Saved entries:
------------------------------

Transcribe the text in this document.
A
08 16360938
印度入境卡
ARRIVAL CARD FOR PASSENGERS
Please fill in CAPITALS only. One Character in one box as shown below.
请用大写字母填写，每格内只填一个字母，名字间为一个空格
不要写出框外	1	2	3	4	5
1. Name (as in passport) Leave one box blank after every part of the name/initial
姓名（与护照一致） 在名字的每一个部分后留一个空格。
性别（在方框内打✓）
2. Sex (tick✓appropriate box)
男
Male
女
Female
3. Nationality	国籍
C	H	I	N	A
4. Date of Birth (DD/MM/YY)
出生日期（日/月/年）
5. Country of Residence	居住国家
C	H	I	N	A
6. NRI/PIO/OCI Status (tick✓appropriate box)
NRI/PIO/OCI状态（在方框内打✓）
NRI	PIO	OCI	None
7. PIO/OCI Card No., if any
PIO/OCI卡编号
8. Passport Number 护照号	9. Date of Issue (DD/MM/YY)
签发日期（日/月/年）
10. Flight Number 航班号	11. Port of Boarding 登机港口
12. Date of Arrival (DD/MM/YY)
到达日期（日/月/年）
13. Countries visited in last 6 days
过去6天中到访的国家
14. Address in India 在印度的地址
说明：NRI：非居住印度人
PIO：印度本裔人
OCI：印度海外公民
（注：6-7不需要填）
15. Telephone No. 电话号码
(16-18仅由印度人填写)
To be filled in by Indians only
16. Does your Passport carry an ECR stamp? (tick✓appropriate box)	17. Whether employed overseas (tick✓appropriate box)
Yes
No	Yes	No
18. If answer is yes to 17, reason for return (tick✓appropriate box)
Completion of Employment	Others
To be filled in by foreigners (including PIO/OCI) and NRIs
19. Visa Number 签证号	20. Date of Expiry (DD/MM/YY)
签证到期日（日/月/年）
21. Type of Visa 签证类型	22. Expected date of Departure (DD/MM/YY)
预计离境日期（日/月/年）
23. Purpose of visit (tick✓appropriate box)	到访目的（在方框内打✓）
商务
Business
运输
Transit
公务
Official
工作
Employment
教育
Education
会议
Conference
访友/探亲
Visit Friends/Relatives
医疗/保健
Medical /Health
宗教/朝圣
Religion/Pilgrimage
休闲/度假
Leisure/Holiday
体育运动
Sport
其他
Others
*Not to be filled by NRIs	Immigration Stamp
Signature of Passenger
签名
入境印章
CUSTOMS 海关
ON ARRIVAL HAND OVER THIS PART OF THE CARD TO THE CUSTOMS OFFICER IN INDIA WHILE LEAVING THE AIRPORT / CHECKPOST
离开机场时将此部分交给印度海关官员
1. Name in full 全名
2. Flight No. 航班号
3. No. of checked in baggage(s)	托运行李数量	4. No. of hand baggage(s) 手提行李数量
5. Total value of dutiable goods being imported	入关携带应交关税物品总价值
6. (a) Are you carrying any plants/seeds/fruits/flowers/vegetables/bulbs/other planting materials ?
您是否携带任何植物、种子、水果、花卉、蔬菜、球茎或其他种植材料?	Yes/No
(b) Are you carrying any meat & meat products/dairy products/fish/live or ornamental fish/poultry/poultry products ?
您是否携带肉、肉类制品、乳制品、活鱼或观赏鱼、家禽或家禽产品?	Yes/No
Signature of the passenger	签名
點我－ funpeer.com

------------------------------

## Stated exercise:
Go through the entries and return each line where the word "CUSTOMS" appears.

## Exercise answer:
CUSTOMS 海关
ON ARRIVAL HAND OVER THIS PART OF THE CARD TO THE CUSTOMS OFFICER IN INDIA WHILE LEAVING THE AIRPORT / CHECKPOST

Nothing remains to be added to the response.